▶ Input for this task:
--------------------------------

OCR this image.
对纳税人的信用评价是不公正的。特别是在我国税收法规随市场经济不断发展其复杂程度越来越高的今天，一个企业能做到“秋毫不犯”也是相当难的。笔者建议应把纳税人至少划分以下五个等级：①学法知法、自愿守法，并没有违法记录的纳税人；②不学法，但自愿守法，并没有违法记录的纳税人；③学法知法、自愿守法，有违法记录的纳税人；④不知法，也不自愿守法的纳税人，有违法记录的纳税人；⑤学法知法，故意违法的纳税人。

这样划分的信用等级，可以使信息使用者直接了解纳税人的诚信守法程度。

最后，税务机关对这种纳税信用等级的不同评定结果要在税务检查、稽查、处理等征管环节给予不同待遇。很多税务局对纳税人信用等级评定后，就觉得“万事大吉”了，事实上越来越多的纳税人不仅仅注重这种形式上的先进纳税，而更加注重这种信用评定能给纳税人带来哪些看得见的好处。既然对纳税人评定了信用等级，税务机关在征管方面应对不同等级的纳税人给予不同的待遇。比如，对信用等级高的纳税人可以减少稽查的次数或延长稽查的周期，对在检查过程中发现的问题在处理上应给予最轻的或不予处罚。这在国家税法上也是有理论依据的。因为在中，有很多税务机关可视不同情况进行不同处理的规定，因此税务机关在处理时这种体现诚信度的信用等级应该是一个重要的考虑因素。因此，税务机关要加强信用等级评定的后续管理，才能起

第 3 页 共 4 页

--------------------------------

▶ Your objective: Return what is listed above, exactly and completely.

▶ Task response:
OCR this image.
对纳税人的信用评价是不公正的。特别是在我国税收法规随市场经济不断发展其复杂程度越来越高的今天，一个企业能做到“秋毫不犯”也是相当难的。笔者建议应把纳税人至少划分以下五个等级：①学法知法、自愿守法，并没有违法记录的纳税人；②不学法，但自愿守法，并没有违法记录的纳税人；③学法知法、自愿守法，有违法记录的纳税人；④不知法，也不自愿守法的纳税人，有违法记录的纳税人；⑤学法知法，故意违法的纳税人。

这样划分的信用等级，可以使信息使用者直接了解纳税人的诚信守法程度。

最后，税务机关对这种纳税信用等级的不同评定结果要在税务检查、稽查、处理等征管环节给予不同待遇。很多税务局对纳税人信用等级评定后，就觉得“万事大吉”了，事实上越来越多的纳税人不仅仅注重这种形式上的先进纳税，而更加注重这种信用评定能给纳税人带来哪些看得见的好处。既然对纳税人评定了信用等级，税务机关在征管方面应对不同等级的纳税人给予不同的待遇。比如，对信用等级高的纳税人可以减少稽查的次数或延长稽查的周期，对在检查过程中发现的问题在处理上应给予最轻的或不予处罚。这在国家税法上也是有理论依据的。因为在中，有很多税务机关可视不同情况进行不同处理的规定，因此税务机关在处理时这种体现诚信度的信用等级应该是一个重要的考虑因素。因此，税务机关要加强信用等级评定的后续管理，才能起

第 3 页 共 4 页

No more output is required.